>> start THE INPUT

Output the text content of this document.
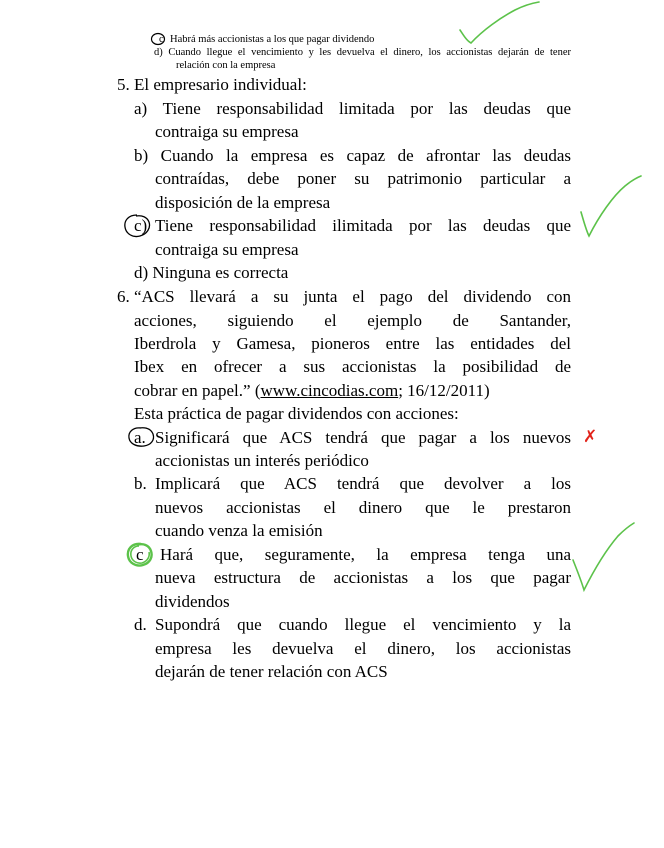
c Habrá más accionistas a los que pagar dividendo
d) Cuando llegue el vencimiento y les devuelva el dinero, los accionistas dejarán de tener
relación con la empresa
5. El empresario individual:
a) Tiene responsabilidad limitada por las deudas que
contraiga su empresa
b) Cuando la empresa es capaz de afrontar las deudas
contraídas, debe poner su patrimonio particular a
disposición de la empresa
c) Tiene responsabilidad ilimitada por las deudas que
contraiga su empresa
d) Ninguna es correcta
6. “ACS llevará a su junta el pago del dividendo con
acciones, siguiendo el ejemplo de Santander,
Iberdrola y Gamesa, pioneros entre las entidades del
Ibex en ofrecer a sus accionistas la posibilidad de
cobrar en papel.” (www.cincodias.com; 16/12/2011)
Esta práctica de pagar dividendos con acciones:
a. Significará que ACS tendrá que pagar a los nuevos
accionistas un interés periódico
b. Implicará que ACS tendrá que devolver a los
nuevos accionistas el dinero que le prestaron
cuando venza la emisión
c Hará que, seguramente, la empresa tenga una
nueva estructura de accionistas a los que pagar
dividendos
d. Supondrá que cuando llegue el vencimiento y la
empresa les devuelva el dinero, los accionistas
dejarán de tener relación con ACS
✗
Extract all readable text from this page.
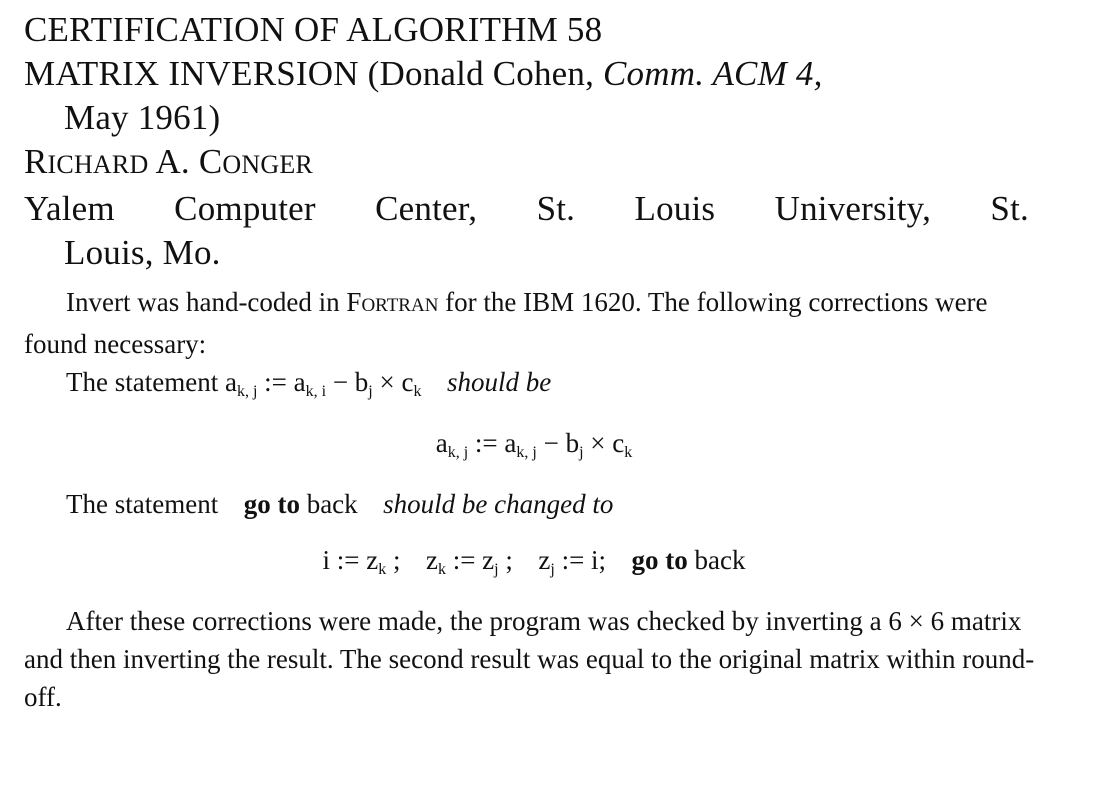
CERTIFICATION OF ALGORITHM 58
MATRIX INVERSION (Donald Cohen, Comm. ACM 4,
May 1961)
RICHARD A. CONGER
Yalem Computer Center, St. Louis University, St.
Louis, Mo.
Invert was hand-coded in FORTRAN for the IBM 1620. The following corrections were found necessary:
The statement ak, j := ak, i − bj × ck should be
ak, j := ak, j − bj × ck
The statement go to back should be changed to
i := zk ; zk := zj ; zj := i; go to back
After these corrections were made, the program was checked by inverting a 6 × 6 matrix and then inverting the result. The second result was equal to the original matrix within round-off.
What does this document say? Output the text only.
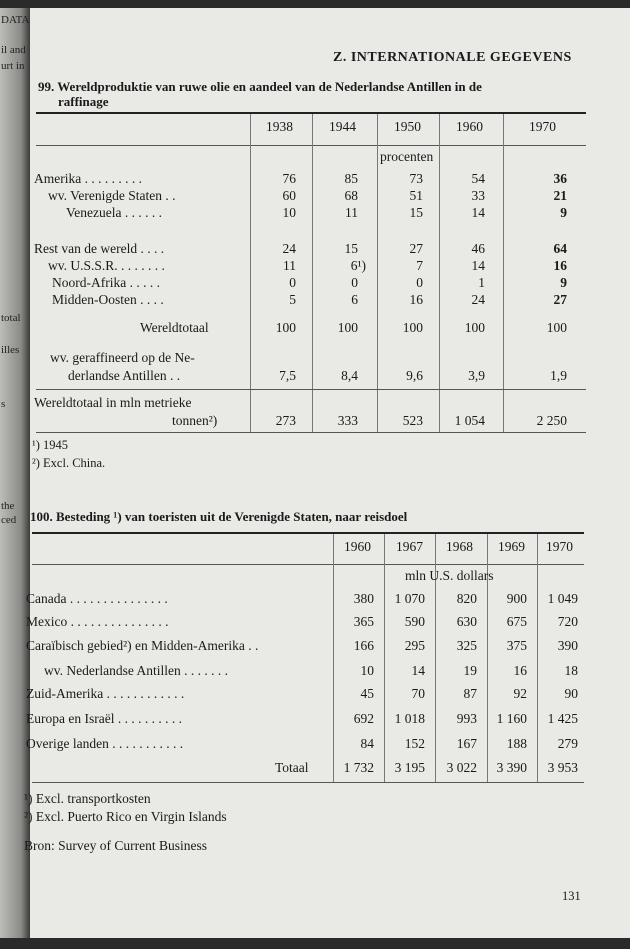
DATA
il and
urt in
total
illes
s
the
ced
Z. INTERNATIONALE GEGEVENS
99. Wereldproduktie van ruwe olie en aandeel van de Nederlandse Antillen in de
raffinage
1938	1944	1950	1960	1970
procenten
Amerika . . . . . . . . .	76	85	73	54	36
wv. Verenigde Staten . .	60	68	51	33	21
Venezuela . . . . . .	10	11	15	14	9
Rest van de wereld . . . .	24	15	27	46	64
wv. U.S.S.R. . . . . . . .	11	6¹)	7	14	16
Noord-Afrika . . . . .	0	0	0	1	9
Midden-Oosten . . . .	5	6	16	24	27
Wereldtotaal	100	100	100	100	100
wv. geraffineerd op de Ne-
derlandse Antillen . .	7,5	8,4	9,6	3,9	1,9
Wereldtotaal in mln metrieke
tonnen²)	273	333	523	1 054	2 250
¹) 1945
²) Excl. China.
100. Besteding ¹) van toeristen uit de Verenigde Staten, naar reisdoel
1960 1967 1968 1969 1970
mln U.S. dollars
Canada . . . . . . . . . . . . . . .	380	1 070	820	900	1 049
Mexico . . . . . . . . . . . . . . .	365	590	630	675	720
Caraïbisch gebied²) en Midden-Amerika . .	166	295	325	375	390
wv. Nederlandse Antillen . . . . . . .	10	14	19	16	18
Zuid-Amerika . . . . . . . . . . . .	45	70	87	92	90
Europa en Israël . . . . . . . . . .	692	1 018	993	1 160	1 425
Overige landen . . . . . . . . . . .	84	152	167	188	279
Totaal	1 732	3 195	3 022	3 390	3 953
¹) Excl. transportkosten
²) Excl. Puerto Rico en Virgin Islands
Bron: Survey of Current Business
131
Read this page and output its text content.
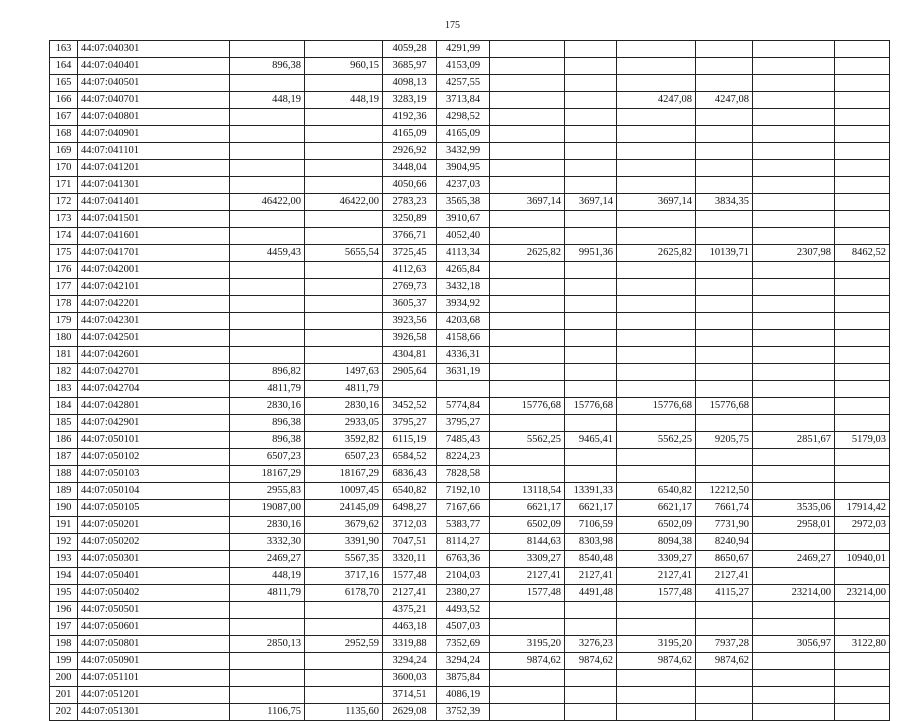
175
163	44:07:040301			4059,28	4291,99						
164	44:07:040401	896,38	960,15	3685,97	4153,09						
165	44:07:040501			4098,13	4257,55						
166	44:07:040701	448,19	448,19	3283,19	3713,84			4247,08	4247,08		
167	44:07:040801			4192,36	4298,52						
168	44:07:040901			4165,09	4165,09						
169	44:07:041101			2926,92	3432,99						
170	44:07:041201			3448,04	3904,95						
171	44:07:041301			4050,66	4237,03						
172	44:07:041401	46422,00	46422,00	2783,23	3565,38	3697,14	3697,14	3697,14	3834,35		
173	44:07:041501			3250,89	3910,67						
174	44:07:041601			3766,71	4052,40						
175	44:07:041701	4459,43	5655,54	3725,45	4113,34	2625,82	9951,36	2625,82	10139,71	2307,98	8462,52
176	44:07:042001			4112,63	4265,84						
177	44:07:042101			2769,73	3432,18						
178	44:07:042201			3605,37	3934,92						
179	44:07:042301			3923,56	4203,68						
180	44:07:042501			3926,58	4158,66						
181	44:07:042601			4304,81	4336,31						
182	44:07:042701	896,82	1497,63	2905,64	3631,19						
183	44:07:042704	4811,79	4811,79								
184	44:07:042801	2830,16	2830,16	3452,52	5774,84	15776,68	15776,68	15776,68	15776,68		
185	44:07:042901	896,38	2933,05	3795,27	3795,27						
186	44:07:050101	896,38	3592,82	6115,19	7485,43	5562,25	9465,41	5562,25	9205,75	2851,67	5179,03
187	44:07:050102	6507,23	6507,23	6584,52	8224,23						
188	44:07:050103	18167,29	18167,29	6836,43	7828,58						
189	44:07:050104	2955,83	10097,45	6540,82	7192,10	13118,54	13391,33	6540,82	12212,50		
190	44:07:050105	19087,00	24145,09	6498,27	7167,66	6621,17	6621,17	6621,17	7661,74	3535,06	17914,42
191	44:07:050201	2830,16	3679,62	3712,03	5383,77	6502,09	7106,59	6502,09	7731,90	2958,01	2972,03
192	44:07:050202	3332,30	3391,90	7047,51	8114,27	8144,63	8303,98	8094,38	8240,94		
193	44:07:050301	2469,27	5567,35	3320,11	6763,36	3309,27	8540,48	3309,27	8650,67	2469,27	10940,01
194	44:07:050401	448,19	3717,16	1577,48	2104,03	2127,41	2127,41	2127,41	2127,41		
195	44:07:050402	4811,79	6178,70	2127,41	2380,27	1577,48	4491,48	1577,48	4115,27	23214,00	23214,00
196	44:07:050501			4375,21	4493,52						
197	44:07:050601			4463,18	4507,03						
198	44:07:050801	2850,13	2952,59	3319,88	7352,69	3195,20	3276,23	3195,20	7937,28	3056,97	3122,80
199	44:07:050901			3294,24	3294,24	9874,62	9874,62	9874,62	9874,62		
200	44:07:051101			3600,03	3875,84						
201	44:07:051201			3714,51	4086,19						
202	44:07:051301	1106,75	1135,60	2629,08	3752,39						
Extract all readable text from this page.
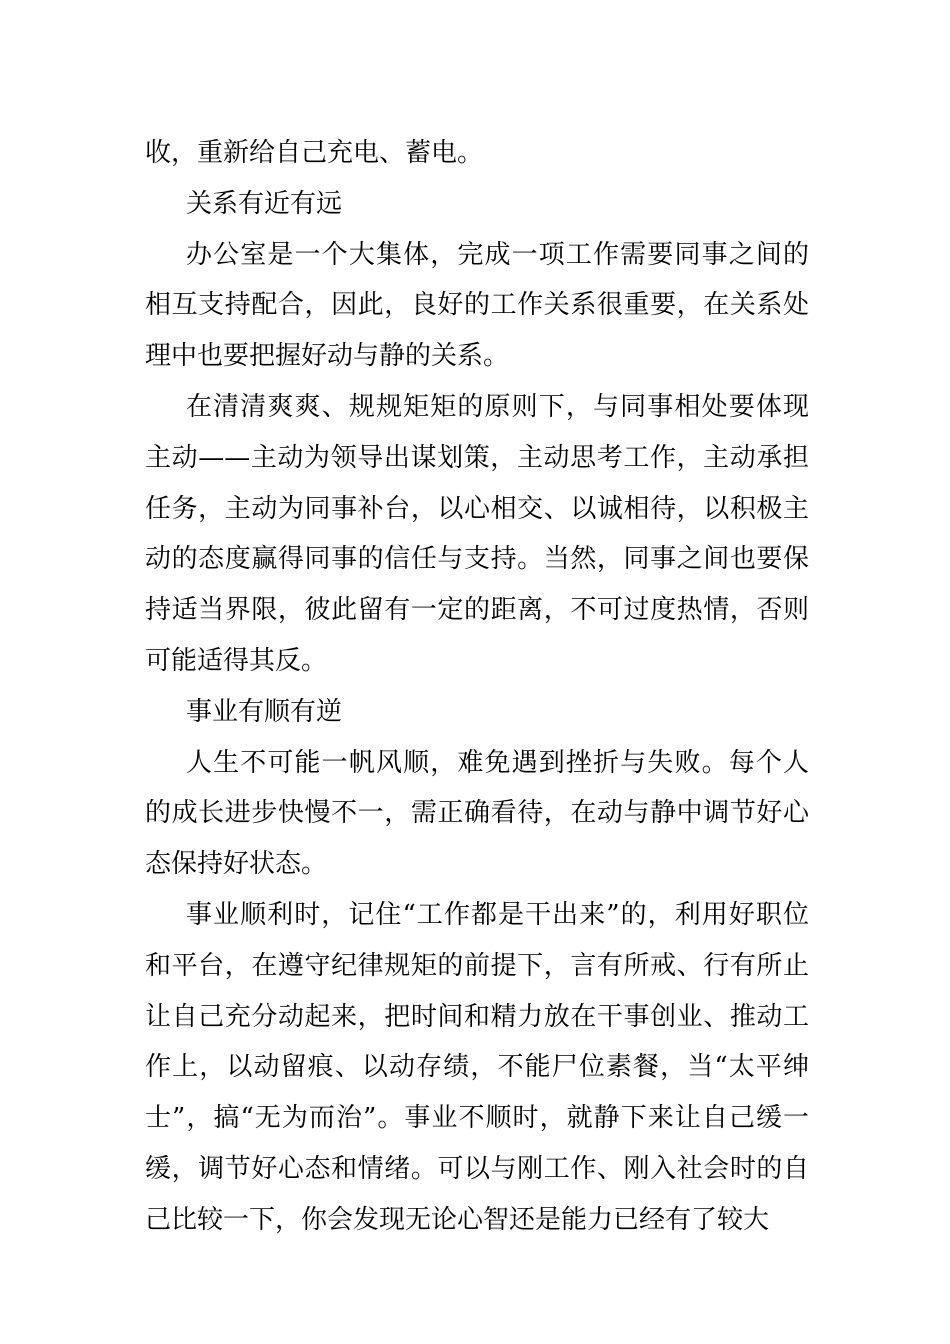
收，重新给自己充电、蓄电。

关系有近有远

办公室是一个大集体，完成一项工作需要同事之间的相互支持配合，因此，良好的工作关系很重要，在关系处理中也要把握好动与静的关系。

在清清爽爽、规规矩矩的原则下，与同事相处要体现主动——主动为领导出谋划策，主动思考工作，主动承担任务，主动为同事补台，以心相交、以诚相待，以积极主动的态度赢得同事的信任与支持。当然，同事之间也要保持适当界限，彼此留有一定的距离，不可过度热情，否则可能适得其反。

事业有顺有逆

人生不可能一帆风顺，难免遇到挫折与失败。每个人的成长进步快慢不一，需正确看待，在动与静中调节好心态保持好状态。

事业顺利时，记住“工作都是干出来”的，利用好职位和平台，在遵守纪律规矩的前提下，言有所戒、行有所止让自己充分动起来，把时间和精力放在干事创业、推动工作上，以动留痕、以动存绩，不能尸位素餐，当“太平绅士”，搞“无为而治”。事业不顺时，就静下来让自己缓一缓，调节好心态和情绪。可以与刚工作、刚入社会时的自己比较一下，你会发现无论心智还是能力已经有了较大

>> end THE INPUT

= INSTRUCTIONS TO FOLLOW =
Make a verbatim copy of all the entries and strip out the pictures.

= OUTPUT OF THE EXERCISE =
Output the text content of this document.
c Habrá más accionistas a los que pagar dividendo
d) Cuando llegue el vencimiento y les devuelva el dinero, los accionistas dejarán de tener
relación con la empresa
5. El empresario individual:
a) Tiene responsabilidad limitada por las deudas que
contraiga su empresa
b) Cuando la empresa es capaz de afrontar las deudas
contraídas, debe poner su patrimonio particular a
disposición de la empresa
c) Tiene responsabilidad ilimitada por las deudas que
contraiga su empresa
d) Ninguna es correcta
6. “ACS llevará a su junta el pago del dividendo con
acciones, siguiendo el ejemplo de Santander,
Iberdrola y Gamesa, pioneros entre las entidades del
Ibex en ofrecer a sus accionistas la posibilidad de
cobrar en papel.” (www.cincodias.com; 16/12/2011)
Esta práctica de pagar dividendos con acciones:
a. Significará que ACS tendrá que pagar a los nuevos
accionistas un interés periódico
b. Implicará que ACS tendrá que devolver a los
nuevos accionistas el dinero que le prestaron
cuando venza la emisión
c Hará que, seguramente, la empresa tenga una
nueva estructura de accionistas a los que pagar
dividendos
d. Supondrá que cuando llegue el vencimiento y la
empresa les devuelva el dinero, los accionistas
dejarán de tener relación con ACS
✗
Extract all readable text from this page.
CERTIFICATION OF ALGORITHM 58
MATRIX INVERSION (Donald Cohen, Comm. ACM 4,
May 1961)
RICHARD A. CONGER
Yalem Computer Center, St. Louis University, St.
Louis, Mo.
Invert was hand-coded in FORTRAN for the IBM 1620. The following corrections were found necessary:
The statement ak, j := ak, i − bj × ck should be
ak, j := ak, j − bj × ck
The statement go to back should be changed to
i := zk ; zk := zj ; zj := i; go to back
After these corrections were made, the program was checked by inverting a 6 × 6 matrix and then inverting the result. The second result was equal to the original matrix within round-off.
What does this document say? Output the text only.
DATA
il and
urt in
total
illes
s
the
ced
Z. INTERNATIONALE GEGEVENS
99. Wereldproduktie van ruwe olie en aandeel van de Nederlandse Antillen in de
raffinage
1938	1944	1950	1960	1970
procenten
Amerika . . . . . . . . .	76	85	73	54	36
wv. Verenigde Staten . .	60	68	51	33	21
Venezuela . . . . . .	10	11	15	14	9
Rest van de wereld . . . .	24	15	27	46	64
wv. U.S.S.R. . . . . . . .	11	6¹)	7	14	16
Noord-Afrika . . . . .	0	0	0	1	9
Midden-Oosten . . . .	5	6	16	24	27
Wereldtotaal	100	100	100	100	100
wv. geraffineerd op de Ne-
derlandse Antillen . .	7,5	8,4	9,6	3,9	1,9
Wereldtotaal in mln metrieke
tonnen²)	273	333	523	1 054	2 250
¹) 1945
²) Excl. China.
100. Besteding ¹) van toeristen uit de Verenigde Staten, naar reisdoel
1960 1967 1968 1969 1970
mln U.S. dollars
Canada . . . . . . . . . . . . . . .	380	1 070	820	900	1 049
Mexico . . . . . . . . . . . . . . .	365	590	630	675	720
Caraïbisch gebied²) en Midden-Amerika . .	166	295	325	375	390
wv. Nederlandse Antillen . . . . . . .	10	14	19	16	18
Zuid-Amerika . . . . . . . . . . . .	45	70	87	92	90
Europa en Israël . . . . . . . . . .	692	1 018	993	1 160	1 425
Overige landen . . . . . . . . . . .	84	152	167	188	279
Totaal	1 732	3 195	3 022	3 390	3 953
¹) Excl. transportkosten
²) Excl. Puerto Rico en Virgin Islands
Bron: Survey of Current Business
131
Read this page and output its text content.
175
163	44:07:040301			4059,28	4291,99						
164	44:07:040401	896,38	960,15	3685,97	4153,09						
165	44:07:040501			4098,13	4257,55						
166	44:07:040701	448,19	448,19	3283,19	3713,84			4247,08	4247,08		
167	44:07:040801			4192,36	4298,52						
168	44:07:040901			4165,09	4165,09						
169	44:07:041101			2926,92	3432,99						
170	44:07:041201			3448,04	3904,95						
171	44:07:041301			4050,66	4237,03						
172	44:07:041401	46422,00	46422,00	2783,23	3565,38	3697,14	3697,14	3697,14	3834,35		
173	44:07:041501			3250,89	3910,67						
174	44:07:041601			3766,71	4052,40						
175	44:07:041701	4459,43	5655,54	3725,45	4113,34	2625,82	9951,36	2625,82	10139,71	2307,98	8462,52
176	44:07:042001			4112,63	4265,84						
177	44:07:042101			2769,73	3432,18						
178	44:07:042201			3605,37	3934,92						
179	44:07:042301			3923,56	4203,68						
180	44:07:042501			3926,58	4158,66						
181	44:07:042601			4304,81	4336,31						
182	44:07:042701	896,82	1497,63	2905,64	3631,19						
183	44:07:042704	4811,79	4811,79								
184	44:07:042801	2830,16	2830,16	3452,52	5774,84	15776,68	15776,68	15776,68	15776,68		
185	44:07:042901	896,38	2933,05	3795,27	3795,27						
186	44:07:050101	896,38	3592,82	6115,19	7485,43	5562,25	9465,41	5562,25	9205,75	2851,67	5179,03
187	44:07:050102	6507,23	6507,23	6584,52	8224,23						
188	44:07:050103	18167,29	18167,29	6836,43	7828,58						
189	44:07:050104	2955,83	10097,45	6540,82	7192,10	13118,54	13391,33	6540,82	12212,50		
190	44:07:050105	19087,00	24145,09	6498,27	7167,66	6621,17	6621,17	6621,17	7661,74	3535,06	17914,42
191	44:07:050201	2830,16	3679,62	3712,03	5383,77	6502,09	7106,59	6502,09	7731,90	2958,01	2972,03
192	44:07:050202	3332,30	3391,90	7047,51	8114,27	8144,63	8303,98	8094,38	8240,94		
193	44:07:050301	2469,27	5567,35	3320,11	6763,36	3309,27	8540,48	3309,27	8650,67	2469,27	10940,01
194	44:07:050401	448,19	3717,16	1577,48	2104,03	2127,41	2127,41	2127,41	2127,41		
195	44:07:050402	4811,79	6178,70	2127,41	2380,27	1577,48	4491,48	1577,48	4115,27	23214,00	23214,00
196	44:07:050501			4375,21	4493,52						
197	44:07:050601			4463,18	4507,03						
198	44:07:050801	2850,13	2952,59	3319,88	7352,69	3195,20	3276,23	3195,20	7937,28	3056,97	3122,80
199	44:07:050901			3294,24	3294,24	9874,62	9874,62	9874,62	9874,62		
200	44:07:051101			3600,03	3875,84						
201	44:07:051201			3714,51	4086,19						
202	44:07:051301	1106,75	1135,60	2629,08	3752,39						
Extract all readable text from this page.
收，重新给自己充电、蓄电。

关系有近有远

办公室是一个大集体，完成一项工作需要同事之间的相互支持配合，因此，良好的工作关系很重要，在关系处理中也要把握好动与静的关系。

在清清爽爽、规规矩矩的原则下，与同事相处要体现主动——主动为领导出谋划策，主动思考工作，主动承担任务，主动为同事补台，以心相交、以诚相待，以积极主动的态度赢得同事的信任与支持。当然，同事之间也要保持适当界限，彼此留有一定的距离，不可过度热情，否则可能适得其反。

事业有顺有逆

人生不可能一帆风顺，难免遇到挫折与失败。每个人的成长进步快慢不一，需正确看待，在动与静中调节好心态保持好状态。

事业顺利时，记住“工作都是干出来”的，利用好职位和平台，在遵守纪律规矩的前提下，言有所戒、行有所止让自己充分动起来，把时间和精力放在干事创业、推动工作上，以动留痕、以动存绩，不能尸位素餐，当“太平绅士”，搞“无为而治”。事业不顺时，就静下来让自己缓一缓，调节好心态和情绪。可以与刚工作、刚入社会时的自己比较一下，你会发现无论心智还是能力已经有了较大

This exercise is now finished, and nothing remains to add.